## [Aim of the task]
Write out the data again in full, exactly as it reads.

Collection entries:
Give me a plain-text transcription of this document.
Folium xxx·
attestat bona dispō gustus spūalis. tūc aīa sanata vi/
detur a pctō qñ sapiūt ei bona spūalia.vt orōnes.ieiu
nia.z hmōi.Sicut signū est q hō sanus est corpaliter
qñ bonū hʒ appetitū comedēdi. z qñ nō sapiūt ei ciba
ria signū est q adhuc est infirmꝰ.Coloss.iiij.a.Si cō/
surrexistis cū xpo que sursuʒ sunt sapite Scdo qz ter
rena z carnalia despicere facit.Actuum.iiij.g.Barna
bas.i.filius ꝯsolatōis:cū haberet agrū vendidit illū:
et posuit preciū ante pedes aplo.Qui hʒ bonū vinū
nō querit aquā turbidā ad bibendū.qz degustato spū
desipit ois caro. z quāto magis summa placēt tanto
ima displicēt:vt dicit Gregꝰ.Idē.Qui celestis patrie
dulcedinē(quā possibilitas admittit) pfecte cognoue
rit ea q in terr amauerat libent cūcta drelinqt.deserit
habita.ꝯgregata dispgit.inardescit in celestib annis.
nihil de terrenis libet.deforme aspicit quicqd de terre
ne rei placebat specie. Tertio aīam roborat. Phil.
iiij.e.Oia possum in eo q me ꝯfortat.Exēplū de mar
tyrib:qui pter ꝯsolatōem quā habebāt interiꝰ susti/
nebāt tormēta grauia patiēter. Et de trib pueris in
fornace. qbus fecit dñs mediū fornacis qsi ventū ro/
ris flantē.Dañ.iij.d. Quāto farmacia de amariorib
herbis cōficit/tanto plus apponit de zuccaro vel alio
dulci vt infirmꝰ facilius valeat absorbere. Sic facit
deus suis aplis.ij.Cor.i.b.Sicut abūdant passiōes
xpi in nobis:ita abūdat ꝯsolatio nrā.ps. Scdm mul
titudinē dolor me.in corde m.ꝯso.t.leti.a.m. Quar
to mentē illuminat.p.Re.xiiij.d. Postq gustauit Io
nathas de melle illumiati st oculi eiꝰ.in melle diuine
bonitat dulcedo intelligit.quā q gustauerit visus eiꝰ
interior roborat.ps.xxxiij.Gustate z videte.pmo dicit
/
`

## [Answer for the task]
Give me a plain-text transcription of this document.
Folium xxx·
attestat bona dispō gustus spūalis. tūc aīa sanata vi/
detur a pctō qñ sapiūt ei bona spūalia.vt orōnes.ieiu
nia.z hmōi.Sicut signū est q hō sanus est corpaliter
qñ bonū hʒ appetitū comedēdi. z qñ nō sapiūt ei ciba
ria signū est q adhuc est infirmꝰ.Coloss.iiij.a.Si cō/
surrexistis cū xpo que sursuʒ sunt sapite Scdo qz ter
rena z carnalia despicere facit.Actuum.iiij.g.Barna
bas.i.filius ꝯsolatōis:cū haberet agrū vendidit illū:
et posuit preciū ante pedes aplo.Qui hʒ bonū vinū
nō querit aquā turbidā ad bibendū.qz degustato spū
desipit ois caro. z quāto magis summa placēt tanto
ima displicēt:vt dicit Gregꝰ.Idē.Qui celestis patrie
dulcedinē(quā possibilitas admittit) pfecte cognoue
rit ea q in terr amauerat libent cūcta drelinqt.deserit
habita.ꝯgregata dispgit.inardescit in celestib annis.
nihil de terrenis libet.deforme aspicit quicqd de terre
ne rei placebat specie. Tertio aīam roborat. Phil.
iiij.e.Oia possum in eo q me ꝯfortat.Exēplū de mar
tyrib:qui pter ꝯsolatōem quā habebāt interiꝰ susti/
nebāt tormēta grauia patiēter. Et de trib pueris in
fornace. qbus fecit dñs mediū fornacis qsi ventū ro/
ris flantē.Dañ.iij.d. Quāto farmacia de amariorib
herbis cōficit/tanto plus apponit de zuccaro vel alio
dulci vt infirmꝰ facilius valeat absorbere. Sic facit
deus suis aplis.ij.Cor.i.b.Sicut abūdant passiōes
xpi in nobis:ita abūdat ꝯsolatio nrā.ps. Scdm mul
titudinē dolor me.in corde m.ꝯso.t.leti.a.m. Quar
to mentē illuminat.p.Re.xiiij.d. Postq gustauit Io
nathas de melle illumiati st oculi eiꝰ.in melle diuine
bonitat dulcedo intelligit.quā q gustauerit visus eiꝰ
interior roborat.ps.xxxiij.Gustate z videte.pmo dicit
/
`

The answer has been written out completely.